→ Exercise directions
Would you copy out the whole listing exactly as given?

→ Provided data

START

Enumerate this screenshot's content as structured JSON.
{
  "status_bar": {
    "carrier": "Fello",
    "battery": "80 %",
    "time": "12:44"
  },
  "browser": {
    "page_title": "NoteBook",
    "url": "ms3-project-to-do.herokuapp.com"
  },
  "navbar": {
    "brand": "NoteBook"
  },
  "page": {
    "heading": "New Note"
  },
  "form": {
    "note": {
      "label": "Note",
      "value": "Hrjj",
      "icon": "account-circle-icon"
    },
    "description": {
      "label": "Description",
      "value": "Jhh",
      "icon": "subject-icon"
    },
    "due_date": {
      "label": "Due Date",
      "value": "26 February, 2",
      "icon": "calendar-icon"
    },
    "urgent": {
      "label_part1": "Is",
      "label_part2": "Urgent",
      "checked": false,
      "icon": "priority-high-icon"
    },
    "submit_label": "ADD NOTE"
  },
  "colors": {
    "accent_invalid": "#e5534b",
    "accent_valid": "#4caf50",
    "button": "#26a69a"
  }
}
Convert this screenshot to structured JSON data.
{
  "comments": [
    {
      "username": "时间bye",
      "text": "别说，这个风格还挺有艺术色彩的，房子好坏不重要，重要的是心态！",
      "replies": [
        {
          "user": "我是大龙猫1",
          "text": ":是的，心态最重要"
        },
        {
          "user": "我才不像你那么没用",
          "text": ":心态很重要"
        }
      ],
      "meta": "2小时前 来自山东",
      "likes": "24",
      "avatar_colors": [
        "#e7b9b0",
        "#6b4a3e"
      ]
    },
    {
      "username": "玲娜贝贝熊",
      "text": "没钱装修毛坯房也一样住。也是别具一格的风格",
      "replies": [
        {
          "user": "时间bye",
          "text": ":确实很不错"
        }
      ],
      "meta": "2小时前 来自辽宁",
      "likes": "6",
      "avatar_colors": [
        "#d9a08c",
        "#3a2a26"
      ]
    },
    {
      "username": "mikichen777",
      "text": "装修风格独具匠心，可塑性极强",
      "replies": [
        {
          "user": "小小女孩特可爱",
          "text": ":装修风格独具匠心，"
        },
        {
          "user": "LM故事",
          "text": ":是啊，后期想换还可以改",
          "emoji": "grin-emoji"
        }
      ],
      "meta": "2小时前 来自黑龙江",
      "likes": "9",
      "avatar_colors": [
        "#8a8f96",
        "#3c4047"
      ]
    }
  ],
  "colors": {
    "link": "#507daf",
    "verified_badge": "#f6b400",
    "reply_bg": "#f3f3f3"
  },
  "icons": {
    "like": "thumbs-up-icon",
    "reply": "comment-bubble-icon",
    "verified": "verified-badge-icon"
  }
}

END

→ Completed task
Enumerate this screenshot's content as structured JSON.
{
  "status_bar": {
    "carrier": "Fello",
    "battery": "80 %",
    "time": "12:44"
  },
  "browser": {
    "page_title": "NoteBook",
    "url": "ms3-project-to-do.herokuapp.com"
  },
  "navbar": {
    "brand": "NoteBook"
  },
  "page": {
    "heading": "New Note"
  },
  "form": {
    "note": {
      "label": "Note",
      "value": "Hrjj",
      "icon": "account-circle-icon"
    },
    "description": {
      "label": "Description",
      "value": "Jhh",
      "icon": "subject-icon"
    },
    "due_date": {
      "label": "Due Date",
      "value": "26 February, 2",
      "icon": "calendar-icon"
    },
    "urgent": {
      "label_part1": "Is",
      "label_part2": "Urgent",
      "checked": false,
      "icon": "priority-high-icon"
    },
    "submit_label": "ADD NOTE"
  },
  "colors": {
    "accent_invalid": "#e5534b",
    "accent_valid": "#4caf50",
    "button": "#26a69a"
  }
}
Convert this screenshot to structured JSON data.
{
  "comments": [
    {
      "username": "时间bye",
      "text": "别说，这个风格还挺有艺术色彩的，房子好坏不重要，重要的是心态！",
      "replies": [
        {
          "user": "我是大龙猫1",
          "text": ":是的，心态最重要"
        },
        {
          "user": "我才不像你那么没用",
          "text": ":心态很重要"
        }
      ],
      "meta": "2小时前 来自山东",
      "likes": "24",
      "avatar_colors": [
        "#e7b9b0",
        "#6b4a3e"
      ]
    },
    {
      "username": "玲娜贝贝熊",
      "text": "没钱装修毛坯房也一样住。也是别具一格的风格",
      "replies": [
        {
          "user": "时间bye",
          "text": ":确实很不错"
        }
      ],
      "meta": "2小时前 来自辽宁",
      "likes": "6",
      "avatar_colors": [
        "#d9a08c",
        "#3a2a26"
      ]
    },
    {
      "username": "mikichen777",
      "text": "装修风格独具匠心，可塑性极强",
      "replies": [
        {
          "user": "小小女孩特可爱",
          "text": ":装修风格独具匠心，"
        },
        {
          "user": "LM故事",
          "text": ":是啊，后期想换还可以改",
          "emoji": "grin-emoji"
        }
      ],
      "meta": "2小时前 来自黑龙江",
      "likes": "9",
      "avatar_colors": [
        "#8a8f96",
        "#3c4047"
      ]
    }
  ],
  "colors": {
    "link": "#507daf",
    "verified_badge": "#f6b400",
    "reply_bg": "#f3f3f3"
  },
  "icons": {
    "like": "thumbs-up-icon",
    "reply": "comment-bubble-icon",
    "verified": "verified-badge-icon"
  }
}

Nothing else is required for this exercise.